Information shown:

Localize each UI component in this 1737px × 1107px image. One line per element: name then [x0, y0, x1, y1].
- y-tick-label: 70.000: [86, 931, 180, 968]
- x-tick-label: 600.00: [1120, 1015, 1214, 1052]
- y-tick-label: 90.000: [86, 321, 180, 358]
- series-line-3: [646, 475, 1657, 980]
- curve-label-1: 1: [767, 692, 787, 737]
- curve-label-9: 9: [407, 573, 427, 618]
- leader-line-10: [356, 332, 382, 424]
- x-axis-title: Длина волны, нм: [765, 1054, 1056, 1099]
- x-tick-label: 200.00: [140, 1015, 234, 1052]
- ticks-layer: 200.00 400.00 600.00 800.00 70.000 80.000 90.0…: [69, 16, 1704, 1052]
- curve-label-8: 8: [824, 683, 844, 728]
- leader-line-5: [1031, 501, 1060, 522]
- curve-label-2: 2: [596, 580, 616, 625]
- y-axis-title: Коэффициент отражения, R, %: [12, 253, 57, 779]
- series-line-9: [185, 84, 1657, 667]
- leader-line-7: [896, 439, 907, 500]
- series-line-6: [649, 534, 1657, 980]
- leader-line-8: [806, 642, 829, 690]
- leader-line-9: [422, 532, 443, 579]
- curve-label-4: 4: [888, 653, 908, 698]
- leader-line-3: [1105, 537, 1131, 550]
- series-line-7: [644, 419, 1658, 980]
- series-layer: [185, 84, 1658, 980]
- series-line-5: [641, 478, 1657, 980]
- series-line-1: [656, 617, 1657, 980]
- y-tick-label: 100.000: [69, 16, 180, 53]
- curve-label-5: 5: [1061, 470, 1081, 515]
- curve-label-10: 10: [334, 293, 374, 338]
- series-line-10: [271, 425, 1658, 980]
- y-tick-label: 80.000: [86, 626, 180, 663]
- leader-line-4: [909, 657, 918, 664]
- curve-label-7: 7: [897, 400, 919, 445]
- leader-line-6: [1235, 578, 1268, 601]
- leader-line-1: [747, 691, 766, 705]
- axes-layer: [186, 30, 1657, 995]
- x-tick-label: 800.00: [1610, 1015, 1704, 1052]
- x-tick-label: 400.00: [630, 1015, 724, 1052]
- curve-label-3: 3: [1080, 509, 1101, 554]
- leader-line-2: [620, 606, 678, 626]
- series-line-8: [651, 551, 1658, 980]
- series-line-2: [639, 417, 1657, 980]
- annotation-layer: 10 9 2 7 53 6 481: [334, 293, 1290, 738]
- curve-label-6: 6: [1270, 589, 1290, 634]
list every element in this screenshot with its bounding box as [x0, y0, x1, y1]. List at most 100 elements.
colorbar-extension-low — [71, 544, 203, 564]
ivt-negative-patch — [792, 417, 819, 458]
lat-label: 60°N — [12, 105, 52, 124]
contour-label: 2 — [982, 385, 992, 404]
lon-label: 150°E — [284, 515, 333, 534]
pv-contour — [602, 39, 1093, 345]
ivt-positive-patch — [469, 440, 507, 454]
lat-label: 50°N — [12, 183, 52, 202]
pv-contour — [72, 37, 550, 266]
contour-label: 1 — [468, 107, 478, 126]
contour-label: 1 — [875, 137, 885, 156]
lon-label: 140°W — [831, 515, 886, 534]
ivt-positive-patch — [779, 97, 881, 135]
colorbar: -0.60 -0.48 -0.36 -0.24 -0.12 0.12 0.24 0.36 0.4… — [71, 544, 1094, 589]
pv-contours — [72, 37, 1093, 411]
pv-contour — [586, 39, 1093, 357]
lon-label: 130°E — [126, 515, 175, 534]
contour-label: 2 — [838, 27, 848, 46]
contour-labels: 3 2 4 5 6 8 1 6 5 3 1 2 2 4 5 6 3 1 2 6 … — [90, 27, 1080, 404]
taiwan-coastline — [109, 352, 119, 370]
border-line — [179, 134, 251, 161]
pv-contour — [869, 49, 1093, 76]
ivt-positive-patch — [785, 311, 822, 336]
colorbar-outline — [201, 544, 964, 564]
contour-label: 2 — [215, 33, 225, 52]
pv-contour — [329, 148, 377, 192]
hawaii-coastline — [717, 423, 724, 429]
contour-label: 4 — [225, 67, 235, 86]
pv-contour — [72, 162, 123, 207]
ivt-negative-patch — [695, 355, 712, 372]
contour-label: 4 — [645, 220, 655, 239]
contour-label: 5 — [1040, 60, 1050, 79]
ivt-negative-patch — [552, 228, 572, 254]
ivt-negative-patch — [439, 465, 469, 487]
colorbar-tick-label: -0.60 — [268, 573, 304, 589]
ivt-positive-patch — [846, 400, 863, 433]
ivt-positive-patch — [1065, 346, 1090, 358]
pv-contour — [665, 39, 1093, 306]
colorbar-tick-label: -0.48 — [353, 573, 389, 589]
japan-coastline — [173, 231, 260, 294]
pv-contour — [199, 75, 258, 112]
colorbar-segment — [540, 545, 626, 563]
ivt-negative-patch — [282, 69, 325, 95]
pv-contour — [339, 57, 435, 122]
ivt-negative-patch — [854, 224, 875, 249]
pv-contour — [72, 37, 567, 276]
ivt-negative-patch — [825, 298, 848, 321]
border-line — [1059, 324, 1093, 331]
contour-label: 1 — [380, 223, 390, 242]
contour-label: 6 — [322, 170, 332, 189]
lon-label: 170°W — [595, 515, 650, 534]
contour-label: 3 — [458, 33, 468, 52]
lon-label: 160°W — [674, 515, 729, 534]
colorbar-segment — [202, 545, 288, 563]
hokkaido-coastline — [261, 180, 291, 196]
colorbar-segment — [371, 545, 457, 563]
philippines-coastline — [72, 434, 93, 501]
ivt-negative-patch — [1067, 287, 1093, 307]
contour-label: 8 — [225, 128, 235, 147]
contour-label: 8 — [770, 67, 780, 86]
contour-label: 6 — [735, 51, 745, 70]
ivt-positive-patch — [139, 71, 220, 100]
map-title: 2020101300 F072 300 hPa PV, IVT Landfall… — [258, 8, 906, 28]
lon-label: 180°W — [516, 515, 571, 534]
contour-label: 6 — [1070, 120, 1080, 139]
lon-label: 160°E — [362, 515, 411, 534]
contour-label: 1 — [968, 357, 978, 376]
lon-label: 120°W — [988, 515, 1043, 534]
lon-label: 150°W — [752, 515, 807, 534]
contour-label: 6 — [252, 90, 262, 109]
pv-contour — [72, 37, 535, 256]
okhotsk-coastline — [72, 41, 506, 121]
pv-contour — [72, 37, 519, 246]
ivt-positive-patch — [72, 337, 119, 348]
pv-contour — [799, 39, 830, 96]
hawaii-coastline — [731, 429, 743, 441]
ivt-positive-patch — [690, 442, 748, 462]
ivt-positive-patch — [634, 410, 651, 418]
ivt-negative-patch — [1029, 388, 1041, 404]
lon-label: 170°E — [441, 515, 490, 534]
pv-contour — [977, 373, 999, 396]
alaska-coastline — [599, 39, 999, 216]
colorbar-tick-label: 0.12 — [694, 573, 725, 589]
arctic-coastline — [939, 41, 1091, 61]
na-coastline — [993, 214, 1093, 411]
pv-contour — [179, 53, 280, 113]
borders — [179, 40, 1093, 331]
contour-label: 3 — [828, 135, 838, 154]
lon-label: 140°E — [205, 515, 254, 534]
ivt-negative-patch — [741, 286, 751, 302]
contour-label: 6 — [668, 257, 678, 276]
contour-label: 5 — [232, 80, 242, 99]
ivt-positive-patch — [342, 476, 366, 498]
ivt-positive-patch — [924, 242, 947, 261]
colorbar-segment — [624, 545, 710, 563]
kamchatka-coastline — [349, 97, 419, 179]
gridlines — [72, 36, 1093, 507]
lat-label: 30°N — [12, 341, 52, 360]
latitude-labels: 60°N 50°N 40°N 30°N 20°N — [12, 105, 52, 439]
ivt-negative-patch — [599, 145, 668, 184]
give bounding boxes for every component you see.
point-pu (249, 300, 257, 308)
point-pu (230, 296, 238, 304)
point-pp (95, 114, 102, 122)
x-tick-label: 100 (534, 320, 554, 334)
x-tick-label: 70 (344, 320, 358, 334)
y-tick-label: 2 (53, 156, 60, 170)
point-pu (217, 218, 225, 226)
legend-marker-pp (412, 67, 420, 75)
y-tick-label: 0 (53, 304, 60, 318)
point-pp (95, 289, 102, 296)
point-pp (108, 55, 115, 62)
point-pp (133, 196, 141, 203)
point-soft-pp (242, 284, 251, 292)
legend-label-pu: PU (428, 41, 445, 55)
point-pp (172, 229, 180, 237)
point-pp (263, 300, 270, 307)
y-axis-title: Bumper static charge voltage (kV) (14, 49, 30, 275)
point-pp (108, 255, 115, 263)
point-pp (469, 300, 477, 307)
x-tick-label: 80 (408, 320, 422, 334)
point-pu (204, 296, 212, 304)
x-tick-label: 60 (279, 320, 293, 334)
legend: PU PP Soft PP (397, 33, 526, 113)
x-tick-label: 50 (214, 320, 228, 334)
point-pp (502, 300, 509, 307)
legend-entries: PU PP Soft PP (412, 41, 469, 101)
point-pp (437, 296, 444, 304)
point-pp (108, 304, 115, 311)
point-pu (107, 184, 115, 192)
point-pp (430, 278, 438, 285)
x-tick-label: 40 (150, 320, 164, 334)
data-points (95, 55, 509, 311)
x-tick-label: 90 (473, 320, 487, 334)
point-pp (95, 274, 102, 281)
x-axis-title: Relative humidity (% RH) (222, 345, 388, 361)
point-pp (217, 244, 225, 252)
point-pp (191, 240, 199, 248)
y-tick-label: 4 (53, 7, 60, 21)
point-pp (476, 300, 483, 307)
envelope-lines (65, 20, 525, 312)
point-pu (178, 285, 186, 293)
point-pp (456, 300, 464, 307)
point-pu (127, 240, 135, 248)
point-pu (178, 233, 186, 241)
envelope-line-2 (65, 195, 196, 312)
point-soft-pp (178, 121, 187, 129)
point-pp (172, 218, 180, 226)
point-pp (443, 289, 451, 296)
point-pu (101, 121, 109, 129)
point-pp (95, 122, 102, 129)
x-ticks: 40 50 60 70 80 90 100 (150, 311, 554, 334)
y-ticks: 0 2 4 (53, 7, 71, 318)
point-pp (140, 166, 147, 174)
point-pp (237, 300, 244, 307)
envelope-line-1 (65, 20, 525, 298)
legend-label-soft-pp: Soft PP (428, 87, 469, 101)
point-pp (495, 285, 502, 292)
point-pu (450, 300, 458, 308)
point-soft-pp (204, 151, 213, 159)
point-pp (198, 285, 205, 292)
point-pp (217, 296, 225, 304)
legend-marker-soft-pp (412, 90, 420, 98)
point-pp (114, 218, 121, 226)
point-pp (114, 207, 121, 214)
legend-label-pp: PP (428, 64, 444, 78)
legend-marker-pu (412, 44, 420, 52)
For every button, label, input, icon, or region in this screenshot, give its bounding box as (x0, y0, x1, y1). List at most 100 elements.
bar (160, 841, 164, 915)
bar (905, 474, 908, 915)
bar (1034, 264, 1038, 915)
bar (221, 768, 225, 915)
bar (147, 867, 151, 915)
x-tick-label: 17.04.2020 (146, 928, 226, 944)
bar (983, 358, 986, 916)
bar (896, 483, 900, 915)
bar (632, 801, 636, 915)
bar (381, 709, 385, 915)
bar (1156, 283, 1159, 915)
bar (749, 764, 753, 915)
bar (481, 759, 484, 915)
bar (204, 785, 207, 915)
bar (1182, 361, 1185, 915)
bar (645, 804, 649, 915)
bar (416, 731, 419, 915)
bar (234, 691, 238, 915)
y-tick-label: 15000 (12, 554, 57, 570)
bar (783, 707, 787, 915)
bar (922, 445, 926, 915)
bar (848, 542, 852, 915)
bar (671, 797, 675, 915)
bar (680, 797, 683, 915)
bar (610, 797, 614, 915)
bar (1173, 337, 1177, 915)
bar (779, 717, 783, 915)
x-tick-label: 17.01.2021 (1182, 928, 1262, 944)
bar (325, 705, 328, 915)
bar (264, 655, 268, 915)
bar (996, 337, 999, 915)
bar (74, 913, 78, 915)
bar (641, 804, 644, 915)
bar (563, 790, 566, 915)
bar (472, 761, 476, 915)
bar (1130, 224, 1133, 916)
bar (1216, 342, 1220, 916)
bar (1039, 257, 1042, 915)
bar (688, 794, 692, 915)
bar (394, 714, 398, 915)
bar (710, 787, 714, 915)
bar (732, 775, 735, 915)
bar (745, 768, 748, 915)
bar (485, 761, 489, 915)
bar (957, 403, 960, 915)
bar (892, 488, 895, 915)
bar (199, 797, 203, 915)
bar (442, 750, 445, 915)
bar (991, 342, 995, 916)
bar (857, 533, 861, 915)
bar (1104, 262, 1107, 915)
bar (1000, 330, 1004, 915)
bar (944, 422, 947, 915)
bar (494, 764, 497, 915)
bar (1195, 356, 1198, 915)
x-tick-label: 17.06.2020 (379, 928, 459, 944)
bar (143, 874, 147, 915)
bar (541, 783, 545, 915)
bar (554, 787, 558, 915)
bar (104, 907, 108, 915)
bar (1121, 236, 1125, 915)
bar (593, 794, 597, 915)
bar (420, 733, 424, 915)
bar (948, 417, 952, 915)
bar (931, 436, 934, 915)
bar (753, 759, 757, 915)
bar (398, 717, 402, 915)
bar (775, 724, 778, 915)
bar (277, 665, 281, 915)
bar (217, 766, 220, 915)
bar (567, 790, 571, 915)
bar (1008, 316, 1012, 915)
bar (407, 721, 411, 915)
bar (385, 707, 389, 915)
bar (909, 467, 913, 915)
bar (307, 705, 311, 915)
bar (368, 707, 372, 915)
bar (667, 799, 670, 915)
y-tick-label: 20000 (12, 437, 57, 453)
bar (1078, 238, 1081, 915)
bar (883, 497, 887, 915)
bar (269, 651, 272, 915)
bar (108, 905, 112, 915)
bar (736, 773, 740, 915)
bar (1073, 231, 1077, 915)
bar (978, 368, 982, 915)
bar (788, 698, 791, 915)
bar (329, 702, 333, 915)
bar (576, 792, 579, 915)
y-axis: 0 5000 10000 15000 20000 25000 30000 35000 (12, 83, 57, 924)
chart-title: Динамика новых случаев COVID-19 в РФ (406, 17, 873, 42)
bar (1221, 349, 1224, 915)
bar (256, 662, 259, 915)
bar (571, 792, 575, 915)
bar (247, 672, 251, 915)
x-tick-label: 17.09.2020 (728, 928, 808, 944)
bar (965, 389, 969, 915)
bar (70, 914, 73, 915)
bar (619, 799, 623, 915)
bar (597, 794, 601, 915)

Aim of the exercise:
Could you copy out, word for word, every line from the start of the records above through the line containing "- y-tick-label: 90.000: [86, 321, 180, 358]"?

Reply to the task:
Localize each UI component in this 1737px × 1107px image. One line per element: name then [x0, y0, x1, y1].
- y-tick-label: 70.000: [86, 931, 180, 968]
- x-tick-label: 600.00: [1120, 1015, 1214, 1052]
- y-tick-label: 90.000: [86, 321, 180, 358]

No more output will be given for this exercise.